__What the task asks__
All of the material below is to be retyped exactly.

__Given records__
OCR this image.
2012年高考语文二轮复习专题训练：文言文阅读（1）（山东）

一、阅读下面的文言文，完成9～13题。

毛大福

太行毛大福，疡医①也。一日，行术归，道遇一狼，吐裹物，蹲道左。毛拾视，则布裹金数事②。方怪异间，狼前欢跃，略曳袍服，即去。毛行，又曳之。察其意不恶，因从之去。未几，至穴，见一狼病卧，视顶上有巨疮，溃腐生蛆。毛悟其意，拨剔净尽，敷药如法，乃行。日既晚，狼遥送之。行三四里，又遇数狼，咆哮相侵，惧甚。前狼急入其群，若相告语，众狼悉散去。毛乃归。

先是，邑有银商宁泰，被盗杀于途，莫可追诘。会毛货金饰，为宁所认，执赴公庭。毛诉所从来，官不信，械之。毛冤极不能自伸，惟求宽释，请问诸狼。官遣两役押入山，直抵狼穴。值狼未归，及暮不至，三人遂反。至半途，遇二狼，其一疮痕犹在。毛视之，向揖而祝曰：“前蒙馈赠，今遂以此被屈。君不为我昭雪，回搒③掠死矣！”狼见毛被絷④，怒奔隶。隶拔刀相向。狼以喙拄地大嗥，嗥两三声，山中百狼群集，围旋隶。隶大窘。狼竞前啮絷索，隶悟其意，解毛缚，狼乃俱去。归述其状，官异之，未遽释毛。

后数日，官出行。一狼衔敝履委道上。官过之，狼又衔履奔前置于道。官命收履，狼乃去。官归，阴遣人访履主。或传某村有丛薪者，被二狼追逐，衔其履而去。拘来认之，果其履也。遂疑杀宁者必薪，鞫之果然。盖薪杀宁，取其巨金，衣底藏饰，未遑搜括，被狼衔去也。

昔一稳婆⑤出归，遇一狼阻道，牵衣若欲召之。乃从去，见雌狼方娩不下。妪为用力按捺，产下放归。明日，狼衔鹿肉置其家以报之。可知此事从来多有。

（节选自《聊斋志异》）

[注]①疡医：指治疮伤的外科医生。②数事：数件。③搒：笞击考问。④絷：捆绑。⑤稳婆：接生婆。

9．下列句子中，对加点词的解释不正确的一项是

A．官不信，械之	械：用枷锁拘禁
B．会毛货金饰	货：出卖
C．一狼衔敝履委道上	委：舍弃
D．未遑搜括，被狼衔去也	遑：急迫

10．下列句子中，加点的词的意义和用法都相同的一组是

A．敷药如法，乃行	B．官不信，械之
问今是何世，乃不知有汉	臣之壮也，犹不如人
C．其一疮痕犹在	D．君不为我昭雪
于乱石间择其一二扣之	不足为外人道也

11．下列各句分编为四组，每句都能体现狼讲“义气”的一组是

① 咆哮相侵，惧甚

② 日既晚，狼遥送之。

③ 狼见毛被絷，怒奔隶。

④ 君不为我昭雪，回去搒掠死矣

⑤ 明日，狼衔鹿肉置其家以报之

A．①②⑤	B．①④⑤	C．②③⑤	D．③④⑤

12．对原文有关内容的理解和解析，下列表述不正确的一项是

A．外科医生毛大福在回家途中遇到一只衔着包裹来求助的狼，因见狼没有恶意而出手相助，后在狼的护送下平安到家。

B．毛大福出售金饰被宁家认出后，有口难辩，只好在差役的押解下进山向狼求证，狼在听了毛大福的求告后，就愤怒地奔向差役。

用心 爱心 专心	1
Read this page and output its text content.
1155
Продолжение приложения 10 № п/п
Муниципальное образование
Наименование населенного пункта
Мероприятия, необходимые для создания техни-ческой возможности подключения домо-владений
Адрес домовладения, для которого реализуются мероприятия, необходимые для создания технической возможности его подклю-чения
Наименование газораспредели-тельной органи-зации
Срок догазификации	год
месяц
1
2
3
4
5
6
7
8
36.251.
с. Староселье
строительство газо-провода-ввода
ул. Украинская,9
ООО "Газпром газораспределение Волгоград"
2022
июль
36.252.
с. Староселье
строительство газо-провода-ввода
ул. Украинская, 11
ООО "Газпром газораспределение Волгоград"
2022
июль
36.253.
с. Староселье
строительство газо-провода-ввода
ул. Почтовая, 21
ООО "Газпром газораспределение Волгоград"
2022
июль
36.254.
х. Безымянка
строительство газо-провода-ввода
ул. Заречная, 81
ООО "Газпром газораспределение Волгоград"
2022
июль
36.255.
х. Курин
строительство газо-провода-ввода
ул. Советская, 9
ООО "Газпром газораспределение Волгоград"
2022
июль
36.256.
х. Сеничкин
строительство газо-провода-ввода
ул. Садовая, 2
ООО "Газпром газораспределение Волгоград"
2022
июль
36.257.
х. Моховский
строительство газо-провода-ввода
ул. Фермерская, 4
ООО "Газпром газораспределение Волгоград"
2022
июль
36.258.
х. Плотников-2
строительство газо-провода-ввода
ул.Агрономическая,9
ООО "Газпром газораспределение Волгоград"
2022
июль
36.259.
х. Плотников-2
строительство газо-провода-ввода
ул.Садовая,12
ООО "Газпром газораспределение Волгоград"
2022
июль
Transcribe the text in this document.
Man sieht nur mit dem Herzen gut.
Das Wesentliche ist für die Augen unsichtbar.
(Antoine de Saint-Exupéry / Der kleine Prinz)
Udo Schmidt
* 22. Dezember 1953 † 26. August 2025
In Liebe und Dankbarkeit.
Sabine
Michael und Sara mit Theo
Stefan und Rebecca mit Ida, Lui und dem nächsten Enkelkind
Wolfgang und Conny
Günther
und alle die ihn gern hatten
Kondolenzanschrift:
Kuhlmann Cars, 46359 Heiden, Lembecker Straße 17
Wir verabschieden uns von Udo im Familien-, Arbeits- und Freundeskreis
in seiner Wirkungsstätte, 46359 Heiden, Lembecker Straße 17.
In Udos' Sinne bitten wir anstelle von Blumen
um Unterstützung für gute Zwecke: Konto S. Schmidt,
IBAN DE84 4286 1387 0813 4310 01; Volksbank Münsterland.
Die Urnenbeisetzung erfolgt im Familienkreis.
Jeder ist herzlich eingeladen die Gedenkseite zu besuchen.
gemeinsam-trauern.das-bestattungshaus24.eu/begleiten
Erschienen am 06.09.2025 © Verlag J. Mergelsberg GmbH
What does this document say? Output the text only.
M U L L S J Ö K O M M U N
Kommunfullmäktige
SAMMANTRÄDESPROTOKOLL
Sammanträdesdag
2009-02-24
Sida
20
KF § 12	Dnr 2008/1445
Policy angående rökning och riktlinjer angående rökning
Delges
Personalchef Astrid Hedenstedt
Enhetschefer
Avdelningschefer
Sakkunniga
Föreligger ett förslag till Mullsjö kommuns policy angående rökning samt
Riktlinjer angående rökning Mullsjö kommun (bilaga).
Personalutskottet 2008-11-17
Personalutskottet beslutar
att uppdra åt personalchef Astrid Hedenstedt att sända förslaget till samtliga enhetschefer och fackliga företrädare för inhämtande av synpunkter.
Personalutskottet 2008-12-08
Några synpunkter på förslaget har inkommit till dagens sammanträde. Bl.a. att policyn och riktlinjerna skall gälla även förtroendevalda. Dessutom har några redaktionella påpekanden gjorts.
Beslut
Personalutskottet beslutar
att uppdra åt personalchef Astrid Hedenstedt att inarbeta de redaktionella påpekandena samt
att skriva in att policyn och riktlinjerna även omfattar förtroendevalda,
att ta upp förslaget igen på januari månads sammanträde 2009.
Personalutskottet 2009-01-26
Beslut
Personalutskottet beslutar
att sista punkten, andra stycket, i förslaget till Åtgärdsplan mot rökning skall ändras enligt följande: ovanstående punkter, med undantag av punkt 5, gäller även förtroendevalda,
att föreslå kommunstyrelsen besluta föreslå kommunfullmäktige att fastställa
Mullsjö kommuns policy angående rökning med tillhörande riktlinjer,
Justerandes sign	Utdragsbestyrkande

__The result__
OCR this image.
2012年高考语文二轮复习专题训练：文言文阅读（1）（山东）

一、阅读下面的文言文，完成9～13题。

毛大福

太行毛大福，疡医①也。一日，行术归，道遇一狼，吐裹物，蹲道左。毛拾视，则布裹金数事②。方怪异间，狼前欢跃，略曳袍服，即去。毛行，又曳之。察其意不恶，因从之去。未几，至穴，见一狼病卧，视顶上有巨疮，溃腐生蛆。毛悟其意，拨剔净尽，敷药如法，乃行。日既晚，狼遥送之。行三四里，又遇数狼，咆哮相侵，惧甚。前狼急入其群，若相告语，众狼悉散去。毛乃归。

先是，邑有银商宁泰，被盗杀于途，莫可追诘。会毛货金饰，为宁所认，执赴公庭。毛诉所从来，官不信，械之。毛冤极不能自伸，惟求宽释，请问诸狼。官遣两役押入山，直抵狼穴。值狼未归，及暮不至，三人遂反。至半途，遇二狼，其一疮痕犹在。毛视之，向揖而祝曰：“前蒙馈赠，今遂以此被屈。君不为我昭雪，回搒③掠死矣！”狼见毛被絷④，怒奔隶。隶拔刀相向。狼以喙拄地大嗥，嗥两三声，山中百狼群集，围旋隶。隶大窘。狼竞前啮絷索，隶悟其意，解毛缚，狼乃俱去。归述其状，官异之，未遽释毛。

后数日，官出行。一狼衔敝履委道上。官过之，狼又衔履奔前置于道。官命收履，狼乃去。官归，阴遣人访履主。或传某村有丛薪者，被二狼追逐，衔其履而去。拘来认之，果其履也。遂疑杀宁者必薪，鞫之果然。盖薪杀宁，取其巨金，衣底藏饰，未遑搜括，被狼衔去也。

昔一稳婆⑤出归，遇一狼阻道，牵衣若欲召之。乃从去，见雌狼方娩不下。妪为用力按捺，产下放归。明日，狼衔鹿肉置其家以报之。可知此事从来多有。

（节选自《聊斋志异》）

[注]①疡医：指治疮伤的外科医生。②数事：数件。③搒：笞击考问。④絷：捆绑。⑤稳婆：接生婆。

9．下列句子中，对加点词的解释不正确的一项是

A．官不信，械之	械：用枷锁拘禁
B．会毛货金饰	货：出卖
C．一狼衔敝履委道上	委：舍弃
D．未遑搜括，被狼衔去也	遑：急迫

10．下列句子中，加点的词的意义和用法都相同的一组是

A．敷药如法，乃行	B．官不信，械之
问今是何世，乃不知有汉	臣之壮也，犹不如人
C．其一疮痕犹在	D．君不为我昭雪
于乱石间择其一二扣之	不足为外人道也

11．下列各句分编为四组，每句都能体现狼讲“义气”的一组是

① 咆哮相侵，惧甚

② 日既晚，狼遥送之。

③ 狼见毛被絷，怒奔隶。

④ 君不为我昭雪，回去搒掠死矣

⑤ 明日，狼衔鹿肉置其家以报之

A．①②⑤	B．①④⑤	C．②③⑤	D．③④⑤

12．对原文有关内容的理解和解析，下列表述不正确的一项是

A．外科医生毛大福在回家途中遇到一只衔着包裹来求助的狼，因见狼没有恶意而出手相助，后在狼的护送下平安到家。

B．毛大福出售金饰被宁家认出后，有口难辩，只好在差役的押解下进山向狼求证，狼在听了毛大福的求告后，就愤怒地奔向差役。

用心 爱心 专心	1
Read this page and output its text content.
1155
Продолжение приложения 10 № п/п
Муниципальное образование
Наименование населенного пункта
Мероприятия, необходимые для создания техни-ческой возможности подключения домо-владений
Адрес домовладения, для которого реализуются мероприятия, необходимые для создания технической возможности его подклю-чения
Наименование газораспредели-тельной органи-зации
Срок догазификации	год
месяц
1
2
3
4
5
6
7
8
36.251.
с. Староселье
строительство газо-провода-ввода
ул. Украинская,9
ООО "Газпром газораспределение Волгоград"
2022
июль
36.252.
с. Староселье
строительство газо-провода-ввода
ул. Украинская, 11
ООО "Газпром газораспределение Волгоград"
2022
июль
36.253.
с. Староселье
строительство газо-провода-ввода
ул. Почтовая, 21
ООО "Газпром газораспределение Волгоград"
2022
июль
36.254.
х. Безымянка
строительство газо-провода-ввода
ул. Заречная, 81
ООО "Газпром газораспределение Волгоград"
2022
июль
36.255.
х. Курин
строительство газо-провода-ввода
ул. Советская, 9
ООО "Газпром газораспределение Волгоград"
2022
июль
36.256.
х. Сеничкин
строительство газо-провода-ввода
ул. Садовая, 2
ООО "Газпром газораспределение Волгоград"
2022
июль
36.257.
х. Моховский
строительство газо-провода-ввода
ул. Фермерская, 4
ООО "Газпром газораспределение Волгоград"
2022
июль
36.258.
х. Плотников-2
строительство газо-провода-ввода
ул.Агрономическая,9
ООО "Газпром газораспределение Волгоград"
2022
июль
36.259.
х. Плотников-2
строительство газо-провода-ввода
ул.Садовая,12
ООО "Газпром газораспределение Волгоград"
2022
июль
Transcribe the text in this document.
Man sieht nur mit dem Herzen gut.
Das Wesentliche ist für die Augen unsichtbar.
(Antoine de Saint-Exupéry / Der kleine Prinz)
Udo Schmidt
* 22. Dezember 1953 † 26. August 2025
In Liebe und Dankbarkeit.
Sabine
Michael und Sara mit Theo
Stefan und Rebecca mit Ida, Lui und dem nächsten Enkelkind
Wolfgang und Conny
Günther
und alle die ihn gern hatten
Kondolenzanschrift:
Kuhlmann Cars, 46359 Heiden, Lembecker Straße 17
Wir verabschieden uns von Udo im Familien-, Arbeits- und Freundeskreis
in seiner Wirkungsstätte, 46359 Heiden, Lembecker Straße 17.
In Udos' Sinne bitten wir anstelle von Blumen
um Unterstützung für gute Zwecke: Konto S. Schmidt,
IBAN DE84 4286 1387 0813 4310 01; Volksbank Münsterland.
Die Urnenbeisetzung erfolgt im Familienkreis.
Jeder ist herzlich eingeladen die Gedenkseite zu besuchen.
gemeinsam-trauern.das-bestattungshaus24.eu/begleiten
Erschienen am 06.09.2025 © Verlag J. Mergelsberg GmbH
What does this document say? Output the text only.
M U L L S J Ö K O M M U N
Kommunfullmäktige
SAMMANTRÄDESPROTOKOLL
Sammanträdesdag
2009-02-24
Sida
20
KF § 12	Dnr 2008/1445
Policy angående rökning och riktlinjer angående rökning
Delges
Personalchef Astrid Hedenstedt
Enhetschefer
Avdelningschefer
Sakkunniga
Föreligger ett förslag till Mullsjö kommuns policy angående rökning samt
Riktlinjer angående rökning Mullsjö kommun (bilaga).
Personalutskottet 2008-11-17
Personalutskottet beslutar
att uppdra åt personalchef Astrid Hedenstedt att sända förslaget till samtliga enhetschefer och fackliga företrädare för inhämtande av synpunkter.
Personalutskottet 2008-12-08
Några synpunkter på förslaget har inkommit till dagens sammanträde. Bl.a. att policyn och riktlinjerna skall gälla även förtroendevalda. Dessutom har några redaktionella påpekanden gjorts.
Beslut
Personalutskottet beslutar
att uppdra åt personalchef Astrid Hedenstedt att inarbeta de redaktionella påpekandena samt
att skriva in att policyn och riktlinjerna även omfattar förtroendevalda,
att ta upp förslaget igen på januari månads sammanträde 2009.
Personalutskottet 2009-01-26
Beslut
Personalutskottet beslutar
att sista punkten, andra stycket, i förslaget till Åtgärdsplan mot rökning skall ändras enligt följande: ovanstående punkter, med undantag av punkt 5, gäller även förtroendevalda,
att föreslå kommunstyrelsen besluta föreslå kommunfullmäktige att fastställa
Mullsjö kommuns policy angående rökning med tillhörande riktlinjer,
Justerandes sign	Utdragsbestyrkande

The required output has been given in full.